**WORK INSTRUCTIONS**
Will you quote all of the entries, word for word?

** Opening TASK INPUTS block **

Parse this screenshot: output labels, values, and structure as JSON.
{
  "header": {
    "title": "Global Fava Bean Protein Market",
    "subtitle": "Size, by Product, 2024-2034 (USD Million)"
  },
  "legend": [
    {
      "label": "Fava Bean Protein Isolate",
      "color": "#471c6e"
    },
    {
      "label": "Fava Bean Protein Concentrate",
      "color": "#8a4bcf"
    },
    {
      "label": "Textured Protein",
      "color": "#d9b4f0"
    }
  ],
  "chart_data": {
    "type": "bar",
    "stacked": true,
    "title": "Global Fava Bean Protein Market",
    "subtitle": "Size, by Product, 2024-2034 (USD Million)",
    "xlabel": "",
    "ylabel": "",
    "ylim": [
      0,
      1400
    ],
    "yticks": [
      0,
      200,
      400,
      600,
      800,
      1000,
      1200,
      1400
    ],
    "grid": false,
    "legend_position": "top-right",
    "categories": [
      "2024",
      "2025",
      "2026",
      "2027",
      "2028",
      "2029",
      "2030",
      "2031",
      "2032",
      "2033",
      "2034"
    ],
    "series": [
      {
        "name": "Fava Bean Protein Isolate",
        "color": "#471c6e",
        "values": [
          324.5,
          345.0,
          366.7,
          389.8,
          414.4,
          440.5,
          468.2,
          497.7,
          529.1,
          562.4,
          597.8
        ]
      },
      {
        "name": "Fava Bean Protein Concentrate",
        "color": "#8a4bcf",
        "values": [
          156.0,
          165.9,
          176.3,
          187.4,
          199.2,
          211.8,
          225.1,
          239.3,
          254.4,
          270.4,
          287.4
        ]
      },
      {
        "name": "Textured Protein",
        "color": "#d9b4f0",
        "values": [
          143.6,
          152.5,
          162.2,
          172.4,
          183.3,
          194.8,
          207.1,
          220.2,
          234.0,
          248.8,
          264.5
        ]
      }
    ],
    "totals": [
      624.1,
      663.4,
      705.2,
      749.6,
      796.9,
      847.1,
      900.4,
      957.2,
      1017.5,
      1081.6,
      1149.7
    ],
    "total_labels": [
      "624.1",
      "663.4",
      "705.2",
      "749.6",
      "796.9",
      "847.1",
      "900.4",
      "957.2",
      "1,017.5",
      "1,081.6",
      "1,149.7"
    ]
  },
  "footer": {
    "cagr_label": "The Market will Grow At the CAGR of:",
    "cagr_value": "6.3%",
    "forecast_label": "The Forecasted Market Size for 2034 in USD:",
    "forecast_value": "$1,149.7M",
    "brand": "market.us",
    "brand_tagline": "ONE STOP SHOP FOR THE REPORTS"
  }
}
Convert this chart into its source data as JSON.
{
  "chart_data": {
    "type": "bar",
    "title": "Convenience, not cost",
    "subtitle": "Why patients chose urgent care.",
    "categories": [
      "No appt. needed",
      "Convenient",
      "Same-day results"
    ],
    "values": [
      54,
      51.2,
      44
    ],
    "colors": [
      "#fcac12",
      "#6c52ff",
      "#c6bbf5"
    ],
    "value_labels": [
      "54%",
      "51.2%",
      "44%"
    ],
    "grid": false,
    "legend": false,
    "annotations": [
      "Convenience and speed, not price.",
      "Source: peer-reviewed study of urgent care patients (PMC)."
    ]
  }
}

** Closing TASK INPUTS block **

**ANSWER TO THE PROBLEM**
Parse this screenshot: output labels, values, and structure as JSON.
{
  "header": {
    "title": "Global Fava Bean Protein Market",
    "subtitle": "Size, by Product, 2024-2034 (USD Million)"
  },
  "legend": [
    {
      "label": "Fava Bean Protein Isolate",
      "color": "#471c6e"
    },
    {
      "label": "Fava Bean Protein Concentrate",
      "color": "#8a4bcf"
    },
    {
      "label": "Textured Protein",
      "color": "#d9b4f0"
    }
  ],
  "chart_data": {
    "type": "bar",
    "stacked": true,
    "title": "Global Fava Bean Protein Market",
    "subtitle": "Size, by Product, 2024-2034 (USD Million)",
    "xlabel": "",
    "ylabel": "",
    "ylim": [
      0,
      1400
    ],
    "yticks": [
      0,
      200,
      400,
      600,
      800,
      1000,
      1200,
      1400
    ],
    "grid": false,
    "legend_position": "top-right",
    "categories": [
      "2024",
      "2025",
      "2026",
      "2027",
      "2028",
      "2029",
      "2030",
      "2031",
      "2032",
      "2033",
      "2034"
    ],
    "series": [
      {
        "name": "Fava Bean Protein Isolate",
        "color": "#471c6e",
        "values": [
          324.5,
          345.0,
          366.7,
          389.8,
          414.4,
          440.5,
          468.2,
          497.7,
          529.1,
          562.4,
          597.8
        ]
      },
      {
        "name": "Fava Bean Protein Concentrate",
        "color": "#8a4bcf",
        "values": [
          156.0,
          165.9,
          176.3,
          187.4,
          199.2,
          211.8,
          225.1,
          239.3,
          254.4,
          270.4,
          287.4
        ]
      },
      {
        "name": "Textured Protein",
        "color": "#d9b4f0",
        "values": [
          143.6,
          152.5,
          162.2,
          172.4,
          183.3,
          194.8,
          207.1,
          220.2,
          234.0,
          248.8,
          264.5
        ]
      }
    ],
    "totals": [
      624.1,
      663.4,
      705.2,
      749.6,
      796.9,
      847.1,
      900.4,
      957.2,
      1017.5,
      1081.6,
      1149.7
    ],
    "total_labels": [
      "624.1",
      "663.4",
      "705.2",
      "749.6",
      "796.9",
      "847.1",
      "900.4",
      "957.2",
      "1,017.5",
      "1,081.6",
      "1,149.7"
    ]
  },
  "footer": {
    "cagr_label": "The Market will Grow At the CAGR of:",
    "cagr_value": "6.3%",
    "forecast_label": "The Forecasted Market Size for 2034 in USD:",
    "forecast_value": "$1,149.7M",
    "brand": "market.us",
    "brand_tagline": "ONE STOP SHOP FOR THE REPORTS"
  }
}
Convert this chart into its source data as JSON.
{
  "chart_data": {
    "type": "bar",
    "title": "Convenience, not cost",
    "subtitle": "Why patients chose urgent care.",
    "categories": [
      "No appt. needed",
      "Convenient",
      "Same-day results"
    ],
    "values": [
      54,
      51.2,
      44
    ],
    "colors": [
      "#fcac12",
      "#6c52ff",
      "#c6bbf5"
    ],
    "value_labels": [
      "54%",
      "51.2%",
      "44%"
    ],
    "grid": false,
    "legend": false,
    "annotations": [
      "Convenience and speed, not price.",
      "Source: peer-reviewed study of urgent care patients (PMC)."
    ]
  }
}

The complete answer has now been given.